Wednesday, December 28, 2011

Cinetopia

Aaaand we're back. 'Tis time for some more list insanity to celebrate the dusking of 2011. This time it's a much shorter list: Movies I Saw In Theaters This Year. We're talking super-short. Goblinesque. But enough riffraff, let us commence:

Movies I Saw In Theaters This Year

1. The Chronicles Of Narnia: Voyage Of The Dawn Treader - So Prince Caspian is hot. Good movie.

2. Harry Potter and the Deathly Hallows: Part 2 - You know which Harry Potter character is hot? Oliver Wood. Know who's not in this movie? Oliver Wood.* But that's not what made me cry. Oh Snape, you crazy fool....

3. Puss In Boots - Kittehs!!!1 Adorable little romp. (Also: much better than Shrek.)

4. Muppets - As much as I enjoy the Muppets themselves, I've never LOVED any of their films. This was good, not great. Maybe it needed more Rowlf.

5. The King's Speech - OMG DARCY AND ELIZABETH WERE REUNITED AGAIN!!! Ummm hi?

6....

Well, I told you it was short.

Adieu.

*-I've been told Oliver is, in fact, in the movie, somewhere among all the fightin' wizards towards the end, but I have yet to spot him. And so, as far as I'm concerned, it does not count.

▶ **DATA SEGMENT**
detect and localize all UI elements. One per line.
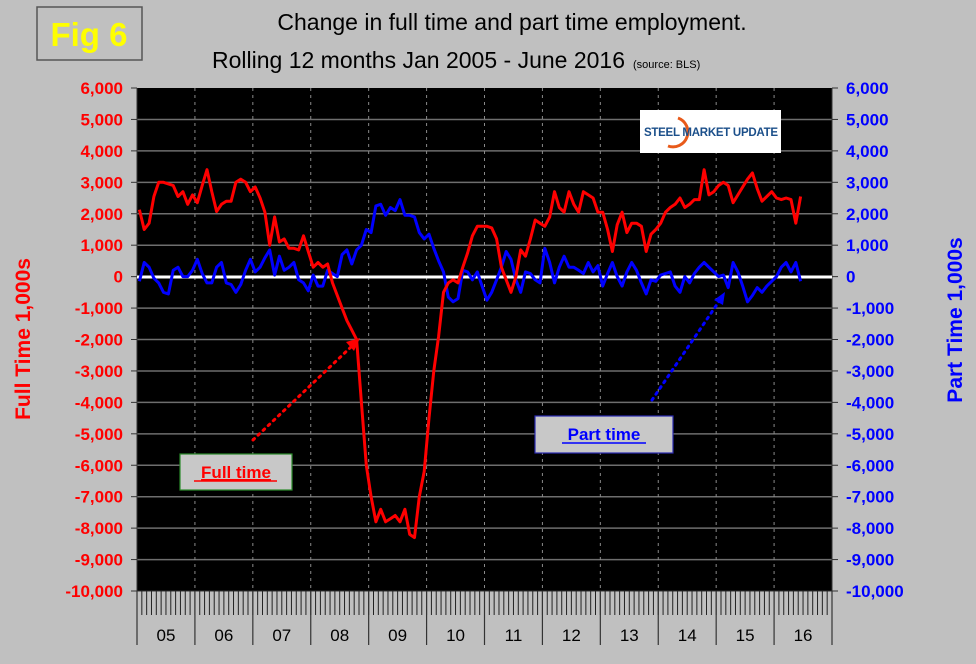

▶ **TASKS TO CARRY OUT**
• a. In the blog post, which Harry Potter character does the writer call hot?
• b. Please duplicate the stretch of the blog post from "Wednesday, December 28, 2011" through "hot. Good movie.".

▶ **ANSWERS FOR THE TASKS**
• a. Oliver Wood

• b.
Wednesday, December 28, 2011

Cinetopia

Aaaand we're back. 'Tis time for some more list insanity to celebrate the dusking of 2011. This time it's a much shorter list: Movies I Saw In Theaters This Year. We're talking super-short. Goblinesque. But enough riffraff, let us commence:

Movies I Saw In Theaters This Year

1. The Chronicles Of Narnia: Voyage Of The Dawn Treader - So Prince Caspian is hot. Good movie.